Dataset excerpts:
---+---
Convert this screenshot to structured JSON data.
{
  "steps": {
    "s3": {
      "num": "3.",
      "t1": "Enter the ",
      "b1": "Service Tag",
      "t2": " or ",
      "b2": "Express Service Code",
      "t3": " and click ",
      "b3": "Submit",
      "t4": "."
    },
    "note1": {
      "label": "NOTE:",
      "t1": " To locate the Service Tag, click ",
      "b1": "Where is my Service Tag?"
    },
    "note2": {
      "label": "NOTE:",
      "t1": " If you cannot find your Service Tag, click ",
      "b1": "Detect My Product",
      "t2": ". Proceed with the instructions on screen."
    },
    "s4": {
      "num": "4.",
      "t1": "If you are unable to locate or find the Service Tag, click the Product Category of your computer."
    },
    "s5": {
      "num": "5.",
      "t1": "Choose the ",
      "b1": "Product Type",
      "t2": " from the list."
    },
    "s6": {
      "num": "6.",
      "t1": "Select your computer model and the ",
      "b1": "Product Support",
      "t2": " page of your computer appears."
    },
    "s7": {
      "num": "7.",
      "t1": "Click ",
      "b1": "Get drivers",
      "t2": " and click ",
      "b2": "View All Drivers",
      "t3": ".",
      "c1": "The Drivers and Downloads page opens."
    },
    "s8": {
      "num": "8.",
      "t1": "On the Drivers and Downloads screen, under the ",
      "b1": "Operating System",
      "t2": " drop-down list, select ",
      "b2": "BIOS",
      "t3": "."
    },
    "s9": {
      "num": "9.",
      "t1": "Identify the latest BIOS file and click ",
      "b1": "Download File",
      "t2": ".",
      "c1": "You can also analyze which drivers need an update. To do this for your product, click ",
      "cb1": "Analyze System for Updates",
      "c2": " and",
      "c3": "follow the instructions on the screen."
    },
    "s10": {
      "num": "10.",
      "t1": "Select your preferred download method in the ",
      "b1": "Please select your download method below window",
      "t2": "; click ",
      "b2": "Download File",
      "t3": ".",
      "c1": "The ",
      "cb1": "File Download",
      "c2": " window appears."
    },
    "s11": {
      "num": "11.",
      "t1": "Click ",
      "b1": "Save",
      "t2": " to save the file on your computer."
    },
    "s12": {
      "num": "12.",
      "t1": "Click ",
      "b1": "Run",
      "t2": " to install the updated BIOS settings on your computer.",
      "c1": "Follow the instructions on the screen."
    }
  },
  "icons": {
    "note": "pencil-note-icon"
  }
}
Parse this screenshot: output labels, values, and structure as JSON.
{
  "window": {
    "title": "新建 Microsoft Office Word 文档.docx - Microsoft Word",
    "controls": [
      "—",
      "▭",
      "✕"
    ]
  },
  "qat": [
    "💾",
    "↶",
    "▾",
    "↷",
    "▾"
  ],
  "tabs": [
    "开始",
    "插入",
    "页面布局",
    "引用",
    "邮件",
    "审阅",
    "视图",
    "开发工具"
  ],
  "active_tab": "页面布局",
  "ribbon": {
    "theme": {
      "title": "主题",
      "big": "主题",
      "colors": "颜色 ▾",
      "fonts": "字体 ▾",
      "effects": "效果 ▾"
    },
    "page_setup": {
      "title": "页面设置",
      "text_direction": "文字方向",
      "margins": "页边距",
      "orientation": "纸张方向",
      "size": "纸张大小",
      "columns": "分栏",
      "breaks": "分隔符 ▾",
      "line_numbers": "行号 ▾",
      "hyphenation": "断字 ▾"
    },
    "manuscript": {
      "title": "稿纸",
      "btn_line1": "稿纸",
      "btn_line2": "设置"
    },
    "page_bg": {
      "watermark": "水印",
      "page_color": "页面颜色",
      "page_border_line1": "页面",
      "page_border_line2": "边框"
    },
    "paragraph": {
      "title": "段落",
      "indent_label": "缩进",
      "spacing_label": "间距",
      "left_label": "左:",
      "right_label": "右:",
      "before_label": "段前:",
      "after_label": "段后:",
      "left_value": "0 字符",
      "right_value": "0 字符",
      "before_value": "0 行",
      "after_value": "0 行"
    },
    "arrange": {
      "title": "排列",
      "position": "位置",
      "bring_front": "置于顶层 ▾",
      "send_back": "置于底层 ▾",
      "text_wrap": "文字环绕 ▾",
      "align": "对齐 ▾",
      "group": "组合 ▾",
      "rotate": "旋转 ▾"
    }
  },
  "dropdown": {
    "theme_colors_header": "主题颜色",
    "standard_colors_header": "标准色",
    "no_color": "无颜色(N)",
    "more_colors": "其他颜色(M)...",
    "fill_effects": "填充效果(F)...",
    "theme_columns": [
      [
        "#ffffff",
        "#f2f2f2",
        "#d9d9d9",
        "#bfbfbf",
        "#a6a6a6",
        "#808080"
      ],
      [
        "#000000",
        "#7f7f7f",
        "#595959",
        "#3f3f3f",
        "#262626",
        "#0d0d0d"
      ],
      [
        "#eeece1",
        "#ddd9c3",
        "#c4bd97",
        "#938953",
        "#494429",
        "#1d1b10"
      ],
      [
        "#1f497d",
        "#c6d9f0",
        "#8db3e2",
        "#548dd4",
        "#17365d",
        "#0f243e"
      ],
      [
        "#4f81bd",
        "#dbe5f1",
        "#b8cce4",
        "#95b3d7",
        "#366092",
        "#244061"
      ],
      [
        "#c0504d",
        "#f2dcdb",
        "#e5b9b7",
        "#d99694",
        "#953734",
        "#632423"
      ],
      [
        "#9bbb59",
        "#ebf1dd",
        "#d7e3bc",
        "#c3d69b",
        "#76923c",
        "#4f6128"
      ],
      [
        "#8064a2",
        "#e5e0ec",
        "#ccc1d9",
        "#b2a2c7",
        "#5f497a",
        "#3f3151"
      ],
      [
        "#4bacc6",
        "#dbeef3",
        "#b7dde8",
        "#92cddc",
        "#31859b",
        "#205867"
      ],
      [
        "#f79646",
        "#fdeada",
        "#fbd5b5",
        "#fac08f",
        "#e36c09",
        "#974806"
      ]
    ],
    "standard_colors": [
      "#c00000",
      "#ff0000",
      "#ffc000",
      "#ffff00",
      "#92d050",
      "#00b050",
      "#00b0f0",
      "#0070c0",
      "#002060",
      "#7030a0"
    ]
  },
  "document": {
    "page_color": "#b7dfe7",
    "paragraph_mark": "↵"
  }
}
---+---
Repeat the records above exactly, leaving none out.

Convert this screenshot to structured JSON data.
{
  "steps": {
    "s3": {
      "num": "3.",
      "t1": "Enter the ",
      "b1": "Service Tag",
      "t2": " or ",
      "b2": "Express Service Code",
      "t3": " and click ",
      "b3": "Submit",
      "t4": "."
    },
    "note1": {
      "label": "NOTE:",
      "t1": " To locate the Service Tag, click ",
      "b1": "Where is my Service Tag?"
    },
    "note2": {
      "label": "NOTE:",
      "t1": " If you cannot find your Service Tag, click ",
      "b1": "Detect My Product",
      "t2": ". Proceed with the instructions on screen."
    },
    "s4": {
      "num": "4.",
      "t1": "If you are unable to locate or find the Service Tag, click the Product Category of your computer."
    },
    "s5": {
      "num": "5.",
      "t1": "Choose the ",
      "b1": "Product Type",
      "t2": " from the list."
    },
    "s6": {
      "num": "6.",
      "t1": "Select your computer model and the ",
      "b1": "Product Support",
      "t2": " page of your computer appears."
    },
    "s7": {
      "num": "7.",
      "t1": "Click ",
      "b1": "Get drivers",
      "t2": " and click ",
      "b2": "View All Drivers",
      "t3": ".",
      "c1": "The Drivers and Downloads page opens."
    },
    "s8": {
      "num": "8.",
      "t1": "On the Drivers and Downloads screen, under the ",
      "b1": "Operating System",
      "t2": " drop-down list, select ",
      "b2": "BIOS",
      "t3": "."
    },
    "s9": {
      "num": "9.",
      "t1": "Identify the latest BIOS file and click ",
      "b1": "Download File",
      "t2": ".",
      "c1": "You can also analyze which drivers need an update. To do this for your product, click ",
      "cb1": "Analyze System for Updates",
      "c2": " and",
      "c3": "follow the instructions on the screen."
    },
    "s10": {
      "num": "10.",
      "t1": "Select your preferred download method in the ",
      "b1": "Please select your download method below window",
      "t2": "; click ",
      "b2": "Download File",
      "t3": ".",
      "c1": "The ",
      "cb1": "File Download",
      "c2": " window appears."
    },
    "s11": {
      "num": "11.",
      "t1": "Click ",
      "b1": "Save",
      "t2": " to save the file on your computer."
    },
    "s12": {
      "num": "12.",
      "t1": "Click ",
      "b1": "Run",
      "t2": " to install the updated BIOS settings on your computer.",
      "c1": "Follow the instructions on the screen."
    }
  },
  "icons": {
    "note": "pencil-note-icon"
  }
}
Parse this screenshot: output labels, values, and structure as JSON.
{
  "window": {
    "title": "新建 Microsoft Office Word 文档.docx - Microsoft Word",
    "controls": [
      "—",
      "▭",
      "✕"
    ]
  },
  "qat": [
    "💾",
    "↶",
    "▾",
    "↷",
    "▾"
  ],
  "tabs": [
    "开始",
    "插入",
    "页面布局",
    "引用",
    "邮件",
    "审阅",
    "视图",
    "开发工具"
  ],
  "active_tab": "页面布局",
  "ribbon": {
    "theme": {
      "title": "主题",
      "big": "主题",
      "colors": "颜色 ▾",
      "fonts": "字体 ▾",
      "effects": "效果 ▾"
    },
    "page_setup": {
      "title": "页面设置",
      "text_direction": "文字方向",
      "margins": "页边距",
      "orientation": "纸张方向",
      "size": "纸张大小",
      "columns": "分栏",
      "breaks": "分隔符 ▾",
      "line_numbers": "行号 ▾",
      "hyphenation": "断字 ▾"
    },
    "manuscript": {
      "title": "稿纸",
      "btn_line1": "稿纸",
      "btn_line2": "设置"
    },
    "page_bg": {
      "watermark": "水印",
      "page_color": "页面颜色",
      "page_border_line1": "页面",
      "page_border_line2": "边框"
    },
    "paragraph": {
      "title": "段落",
      "indent_label": "缩进",
      "spacing_label": "间距",
      "left_label": "左:",
      "right_label": "右:",
      "before_label": "段前:",
      "after_label": "段后:",
      "left_value": "0 字符",
      "right_value": "0 字符",
      "before_value": "0 行",
      "after_value": "0 行"
    },
    "arrange": {
      "title": "排列",
      "position": "位置",
      "bring_front": "置于顶层 ▾",
      "send_back": "置于底层 ▾",
      "text_wrap": "文字环绕 ▾",
      "align": "对齐 ▾",
      "group": "组合 ▾",
      "rotate": "旋转 ▾"
    }
  },
  "dropdown": {
    "theme_colors_header": "主题颜色",
    "standard_colors_header": "标准色",
    "no_color": "无颜色(N)",
    "more_colors": "其他颜色(M)...",
    "fill_effects": "填充效果(F)...",
    "theme_columns": [
      [
        "#ffffff",
        "#f2f2f2",
        "#d9d9d9",
        "#bfbfbf",
        "#a6a6a6",
        "#808080"
      ],
      [
        "#000000",
        "#7f7f7f",
        "#595959",
        "#3f3f3f",
        "#262626",
        "#0d0d0d"
      ],
      [
        "#eeece1",
        "#ddd9c3",
        "#c4bd97",
        "#938953",
        "#494429",
        "#1d1b10"
      ],
      [
        "#1f497d",
        "#c6d9f0",
        "#8db3e2",
        "#548dd4",
        "#17365d",
        "#0f243e"
      ],
      [
        "#4f81bd",
        "#dbe5f1",
        "#b8cce4",
        "#95b3d7",
        "#366092",
        "#244061"
      ],
      [
        "#c0504d",
        "#f2dcdb",
        "#e5b9b7",
        "#d99694",
        "#953734",
        "#632423"
      ],
      [
        "#9bbb59",
        "#ebf1dd",
        "#d7e3bc",
        "#c3d69b",
        "#76923c",
        "#4f6128"
      ],
      [
        "#8064a2",
        "#e5e0ec",
        "#ccc1d9",
        "#b2a2c7",
        "#5f497a",
        "#3f3151"
      ],
      [
        "#4bacc6",
        "#dbeef3",
        "#b7dde8",
        "#92cddc",
        "#31859b",
        "#205867"
      ],
      [
        "#f79646",
        "#fdeada",
        "#fbd5b5",
        "#fac08f",
        "#e36c09",
        "#974806"
      ]
    ],
    "standard_colors": [
      "#c00000",
      "#ff0000",
      "#ffc000",
      "#ffff00",
      "#92d050",
      "#00b050",
      "#00b0f0",
      "#0070c0",
      "#002060",
      "#7030a0"
    ]
  },
  "document": {
    "page_color": "#b7dfe7",
    "paragraph_mark": "↵"
  }
}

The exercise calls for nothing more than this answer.